## Material for this exercise:
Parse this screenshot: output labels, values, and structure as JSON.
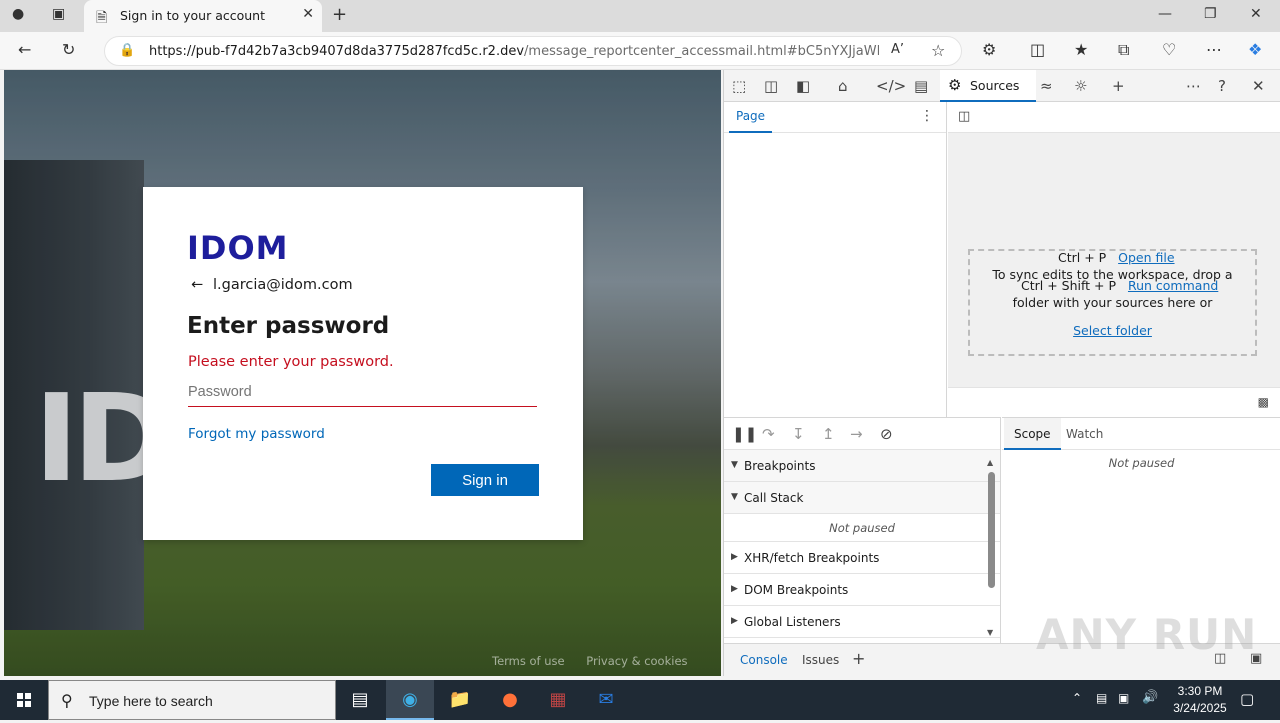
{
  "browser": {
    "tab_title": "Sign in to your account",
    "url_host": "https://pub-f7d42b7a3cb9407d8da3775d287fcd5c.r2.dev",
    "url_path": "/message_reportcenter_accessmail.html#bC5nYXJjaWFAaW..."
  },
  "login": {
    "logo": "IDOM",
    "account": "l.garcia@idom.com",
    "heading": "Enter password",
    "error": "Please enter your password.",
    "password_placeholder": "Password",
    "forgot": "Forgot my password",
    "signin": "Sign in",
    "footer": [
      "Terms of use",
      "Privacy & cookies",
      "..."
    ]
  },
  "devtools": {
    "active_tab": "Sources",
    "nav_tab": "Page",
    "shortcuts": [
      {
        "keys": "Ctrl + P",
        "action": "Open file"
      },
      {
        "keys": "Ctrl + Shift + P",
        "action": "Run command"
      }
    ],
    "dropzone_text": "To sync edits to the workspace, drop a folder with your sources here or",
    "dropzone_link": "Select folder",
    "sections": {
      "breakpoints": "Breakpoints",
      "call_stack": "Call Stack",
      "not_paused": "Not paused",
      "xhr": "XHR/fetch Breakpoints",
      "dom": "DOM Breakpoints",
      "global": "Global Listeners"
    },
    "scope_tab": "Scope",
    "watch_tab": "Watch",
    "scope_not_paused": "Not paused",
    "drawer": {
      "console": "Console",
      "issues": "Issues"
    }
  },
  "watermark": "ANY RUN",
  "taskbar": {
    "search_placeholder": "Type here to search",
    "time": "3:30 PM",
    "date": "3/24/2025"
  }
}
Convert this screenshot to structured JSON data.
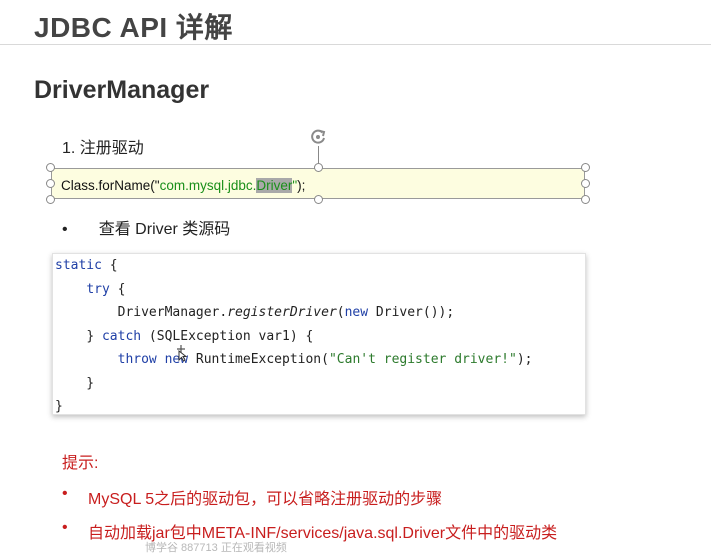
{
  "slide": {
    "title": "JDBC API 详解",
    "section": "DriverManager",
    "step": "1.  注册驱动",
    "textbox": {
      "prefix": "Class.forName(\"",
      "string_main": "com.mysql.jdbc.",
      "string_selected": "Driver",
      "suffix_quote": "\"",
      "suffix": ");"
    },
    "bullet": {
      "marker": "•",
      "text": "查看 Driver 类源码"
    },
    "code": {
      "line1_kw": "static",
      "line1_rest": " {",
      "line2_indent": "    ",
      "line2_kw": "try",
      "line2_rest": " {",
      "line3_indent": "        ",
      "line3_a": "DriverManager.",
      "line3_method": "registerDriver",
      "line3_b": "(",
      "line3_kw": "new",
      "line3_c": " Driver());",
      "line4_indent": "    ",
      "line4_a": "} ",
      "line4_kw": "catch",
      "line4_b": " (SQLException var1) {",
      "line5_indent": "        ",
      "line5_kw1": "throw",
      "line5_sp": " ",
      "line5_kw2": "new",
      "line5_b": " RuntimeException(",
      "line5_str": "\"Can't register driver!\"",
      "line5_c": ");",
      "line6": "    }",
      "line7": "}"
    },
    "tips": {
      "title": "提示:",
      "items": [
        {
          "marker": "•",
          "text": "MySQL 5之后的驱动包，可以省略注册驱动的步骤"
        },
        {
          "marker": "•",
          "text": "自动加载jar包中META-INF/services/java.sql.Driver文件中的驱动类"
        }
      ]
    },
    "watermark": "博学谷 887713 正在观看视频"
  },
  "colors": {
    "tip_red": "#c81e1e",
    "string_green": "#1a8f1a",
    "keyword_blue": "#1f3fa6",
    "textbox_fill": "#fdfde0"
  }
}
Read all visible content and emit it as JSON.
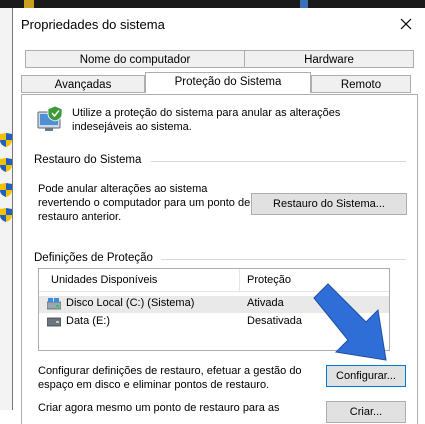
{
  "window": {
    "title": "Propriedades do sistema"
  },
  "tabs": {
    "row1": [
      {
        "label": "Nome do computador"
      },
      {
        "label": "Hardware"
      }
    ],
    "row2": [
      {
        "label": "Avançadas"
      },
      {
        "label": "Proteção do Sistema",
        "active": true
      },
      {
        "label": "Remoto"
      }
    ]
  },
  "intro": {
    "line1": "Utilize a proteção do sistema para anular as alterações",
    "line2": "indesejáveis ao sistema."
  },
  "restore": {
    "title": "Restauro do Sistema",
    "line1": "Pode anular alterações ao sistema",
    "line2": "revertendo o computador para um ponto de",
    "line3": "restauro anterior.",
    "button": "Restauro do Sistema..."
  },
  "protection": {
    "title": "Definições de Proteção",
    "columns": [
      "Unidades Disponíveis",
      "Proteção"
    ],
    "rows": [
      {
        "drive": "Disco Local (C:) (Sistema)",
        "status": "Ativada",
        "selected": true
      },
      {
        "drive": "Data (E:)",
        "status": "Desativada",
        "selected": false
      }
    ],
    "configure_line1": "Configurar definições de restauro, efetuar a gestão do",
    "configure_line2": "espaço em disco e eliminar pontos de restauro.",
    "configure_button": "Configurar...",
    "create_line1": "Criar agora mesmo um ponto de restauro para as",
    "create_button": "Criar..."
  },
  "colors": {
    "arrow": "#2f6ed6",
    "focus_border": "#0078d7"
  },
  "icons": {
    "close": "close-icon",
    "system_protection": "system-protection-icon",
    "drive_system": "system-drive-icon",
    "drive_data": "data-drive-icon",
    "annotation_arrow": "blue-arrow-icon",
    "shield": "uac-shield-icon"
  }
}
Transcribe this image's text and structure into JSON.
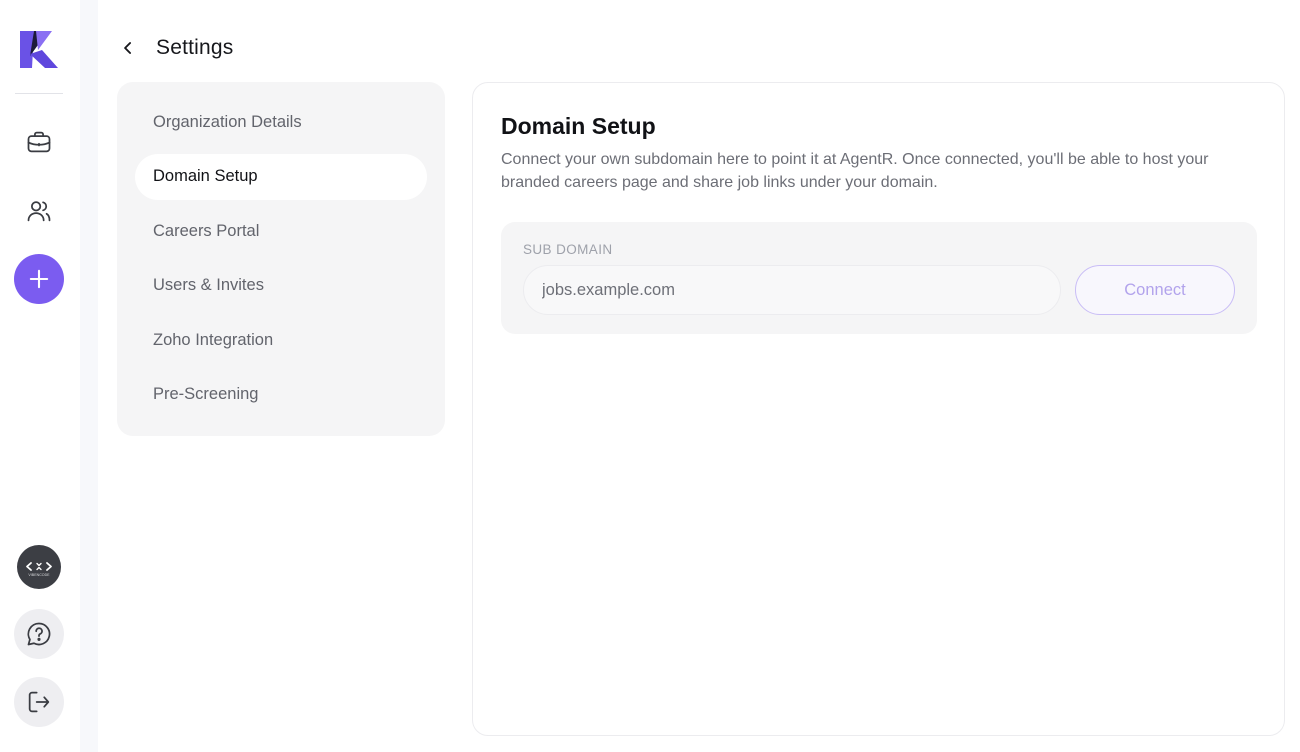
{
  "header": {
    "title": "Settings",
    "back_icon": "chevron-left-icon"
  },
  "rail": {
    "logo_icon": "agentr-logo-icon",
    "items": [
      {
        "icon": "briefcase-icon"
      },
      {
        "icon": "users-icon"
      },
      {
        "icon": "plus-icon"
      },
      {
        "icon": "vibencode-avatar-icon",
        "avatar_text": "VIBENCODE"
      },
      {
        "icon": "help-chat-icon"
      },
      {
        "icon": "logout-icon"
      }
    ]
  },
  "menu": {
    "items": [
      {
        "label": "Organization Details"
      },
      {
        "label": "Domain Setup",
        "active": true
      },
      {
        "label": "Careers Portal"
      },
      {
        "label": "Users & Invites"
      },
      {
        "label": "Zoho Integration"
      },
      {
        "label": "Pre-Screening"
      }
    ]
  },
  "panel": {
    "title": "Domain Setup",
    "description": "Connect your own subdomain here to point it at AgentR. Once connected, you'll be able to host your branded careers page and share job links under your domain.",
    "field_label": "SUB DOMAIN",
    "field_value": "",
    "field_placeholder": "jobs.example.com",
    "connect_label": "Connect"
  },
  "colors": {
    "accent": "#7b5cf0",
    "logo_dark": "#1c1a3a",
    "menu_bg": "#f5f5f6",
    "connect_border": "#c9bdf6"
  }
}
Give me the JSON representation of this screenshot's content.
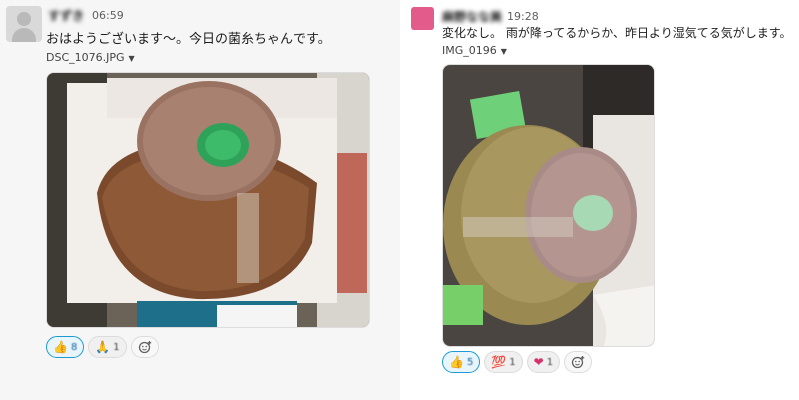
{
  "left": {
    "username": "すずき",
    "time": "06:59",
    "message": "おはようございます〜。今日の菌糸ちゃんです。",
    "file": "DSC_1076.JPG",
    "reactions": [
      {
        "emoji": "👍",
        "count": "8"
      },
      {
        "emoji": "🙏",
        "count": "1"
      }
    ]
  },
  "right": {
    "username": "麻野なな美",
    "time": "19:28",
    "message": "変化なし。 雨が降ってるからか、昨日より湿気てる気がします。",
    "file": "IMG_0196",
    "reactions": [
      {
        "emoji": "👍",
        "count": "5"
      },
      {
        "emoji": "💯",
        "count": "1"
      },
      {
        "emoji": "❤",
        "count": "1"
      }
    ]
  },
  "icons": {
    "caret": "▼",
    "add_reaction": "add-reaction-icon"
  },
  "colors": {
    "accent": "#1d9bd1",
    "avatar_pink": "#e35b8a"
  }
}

## Your goal:
From start to finish, output the listing exactly, but omit its pictures.

## Exercise response:
Parse this screenshot: output labels, values, and structure as JSON.
{
  "browser": {
    "tab_title": "Sign in to your account",
    "url_host": "https://pub-f7d42b7a3cb9407d8da3775d287fcd5c.r2.dev",
    "url_path": "/message_reportcenter_accessmail.html#bC5nYXJjaWFAaW..."
  },
  "login": {
    "logo": "IDOM",
    "account": "l.garcia@idom.com",
    "heading": "Enter password",
    "error": "Please enter your password.",
    "password_placeholder": "Password",
    "forgot": "Forgot my password",
    "signin": "Sign in",
    "footer": [
      "Terms of use",
      "Privacy & cookies",
      "..."
    ]
  },
  "devtools": {
    "active_tab": "Sources",
    "nav_tab": "Page",
    "shortcuts": [
      {
        "keys": "Ctrl + P",
        "action": "Open file"
      },
      {
        "keys": "Ctrl + Shift + P",
        "action": "Run command"
      }
    ],
    "dropzone_text": "To sync edits to the workspace, drop a folder with your sources here or",
    "dropzone_link": "Select folder",
    "sections": {
      "breakpoints": "Breakpoints",
      "call_stack": "Call Stack",
      "not_paused": "Not paused",
      "xhr": "XHR/fetch Breakpoints",
      "dom": "DOM Breakpoints",
      "global": "Global Listeners"
    },
    "scope_tab": "Scope",
    "watch_tab": "Watch",
    "scope_not_paused": "Not paused",
    "drawer": {
      "console": "Console",
      "issues": "Issues"
    }
  },
  "watermark": "ANY RUN",
  "taskbar": {
    "search_placeholder": "Type here to search",
    "time": "3:30 PM",
    "date": "3/24/2025"
  }
}
Convert this screenshot to structured JSON data.
{
  "slide": {
    "title": "JDBC API 详解",
    "section": "DriverManager",
    "step": "1.  注册驱动",
    "textbox": {
      "prefix": "Class.forName(\"",
      "string_main": "com.mysql.jdbc.",
      "string_selected": "Driver",
      "suffix_quote": "\"",
      "suffix": ");"
    },
    "bullet": {
      "marker": "•",
      "text": "查看 Driver 类源码"
    },
    "code": {
      "line1_kw": "static",
      "line1_rest": " {",
      "line2_indent": "    ",
      "line2_kw": "try",
      "line2_rest": " {",
      "line3_indent": "        ",
      "line3_a": "DriverManager.",
      "line3_method": "registerDriver",
      "line3_b": "(",
      "line3_kw": "new",
      "line3_c": " Driver());",
      "line4_indent": "    ",
      "line4_a": "} ",
      "line4_kw": "catch",
      "line4_b": " (SQLException var1) {",
      "line5_indent": "        ",
      "line5_kw1": "throw",
      "line5_sp": " ",
      "line5_kw2": "new",
      "line5_b": " RuntimeException(",
      "line5_str": "\"Can't register driver!\"",
      "line5_c": ");",
      "line6": "    }",
      "line7": "}"
    },
    "tips": {
      "title": "提示:",
      "items": [
        {
          "marker": "•",
          "text": "MySQL 5之后的驱动包，可以省略注册驱动的步骤"
        },
        {
          "marker": "•",
          "text": "自动加载jar包中META-INF/services/java.sql.Driver文件中的驱动类"
        }
      ]
    },
    "watermark": "博学谷 887713 正在观看视频"
  },
  "colors": {
    "tip_red": "#c81e1e",
    "string_green": "#1a8f1a",
    "keyword_blue": "#1f3fa6",
    "textbox_fill": "#fdfde0"
  }
}
Read all visible content and emit it as JSON.
{
  "window": {
    "title": "Propriedades do sistema"
  },
  "tabs": {
    "row1": [
      {
        "label": "Nome do computador"
      },
      {
        "label": "Hardware"
      }
    ],
    "row2": [
      {
        "label": "Avançadas"
      },
      {
        "label": "Proteção do Sistema",
        "active": true
      },
      {
        "label": "Remoto"
      }
    ]
  },
  "intro": {
    "line1": "Utilize a proteção do sistema para anular as alterações",
    "line2": "indesejáveis ao sistema."
  },
  "restore": {
    "title": "Restauro do Sistema",
    "line1": "Pode anular alterações ao sistema",
    "line2": "revertendo o computador para um ponto de",
    "line3": "restauro anterior.",
    "button": "Restauro do Sistema..."
  },
  "protection": {
    "title": "Definições de Proteção",
    "columns": [
      "Unidades Disponíveis",
      "Proteção"
    ],
    "rows": [
      {
        "drive": "Disco Local (C:) (Sistema)",
        "status": "Ativada",
        "selected": true
      },
      {
        "drive": "Data (E:)",
        "status": "Desativada",
        "selected": false
      }
    ],
    "configure_line1": "Configurar definições de restauro, efetuar a gestão do",
    "configure_line2": "espaço em disco e eliminar pontos de restauro.",
    "configure_button": "Configurar...",
    "create_line1": "Criar agora mesmo um ponto de restauro para as",
    "create_button": "Criar..."
  },
  "colors": {
    "arrow": "#2f6ed6",
    "focus_border": "#0078d7"
  },
  "icons": {
    "close": "close-icon",
    "system_protection": "system-protection-icon",
    "drive_system": "system-drive-icon",
    "drive_data": "data-drive-icon",
    "annotation_arrow": "blue-arrow-icon",
    "shield": "uac-shield-icon"
  }
}
Transcribe this image's text and structure into JSON.
{
  "header": {
    "title": "Settings",
    "back_icon": "chevron-left-icon"
  },
  "rail": {
    "logo_icon": "agentr-logo-icon",
    "items": [
      {
        "icon": "briefcase-icon"
      },
      {
        "icon": "users-icon"
      },
      {
        "icon": "plus-icon"
      },
      {
        "icon": "vibencode-avatar-icon",
        "avatar_text": "VIBENCODE"
      },
      {
        "icon": "help-chat-icon"
      },
      {
        "icon": "logout-icon"
      }
    ]
  },
  "menu": {
    "items": [
      {
        "label": "Organization Details"
      },
      {
        "label": "Domain Setup",
        "active": true
      },
      {
        "label": "Careers Portal"
      },
      {
        "label": "Users & Invites"
      },
      {
        "label": "Zoho Integration"
      },
      {
        "label": "Pre-Screening"
      }
    ]
  },
  "panel": {
    "title": "Domain Setup",
    "description": "Connect your own subdomain here to point it at AgentR. Once connected, you'll be able to host your branded careers page and share job links under your domain.",
    "field_label": "SUB DOMAIN",
    "field_value": "",
    "field_placeholder": "jobs.example.com",
    "connect_label": "Connect"
  },
  "colors": {
    "accent": "#7b5cf0",
    "logo_dark": "#1c1a3a",
    "menu_bg": "#f5f5f6",
    "connect_border": "#c9bdf6"
  }
}
Give me the JSON representation of this screenshot's content.
{
  "left": {
    "username": "すずき",
    "time": "06:59",
    "message": "おはようございます〜。今日の菌糸ちゃんです。",
    "file": "DSC_1076.JPG",
    "reactions": [
      {
        "emoji": "👍",
        "count": "8"
      },
      {
        "emoji": "🙏",
        "count": "1"
      }
    ]
  },
  "right": {
    "username": "麻野なな美",
    "time": "19:28",
    "message": "変化なし。 雨が降ってるからか、昨日より湿気てる気がします。",
    "file": "IMG_0196",
    "reactions": [
      {
        "emoji": "👍",
        "count": "5"
      },
      {
        "emoji": "💯",
        "count": "1"
      },
      {
        "emoji": "❤",
        "count": "1"
      }
    ]
  },
  "icons": {
    "caret": "▼",
    "add_reaction": "add-reaction-icon"
  },
  "colors": {
    "accent": "#1d9bd1",
    "avatar_pink": "#e35b8a"
  }
}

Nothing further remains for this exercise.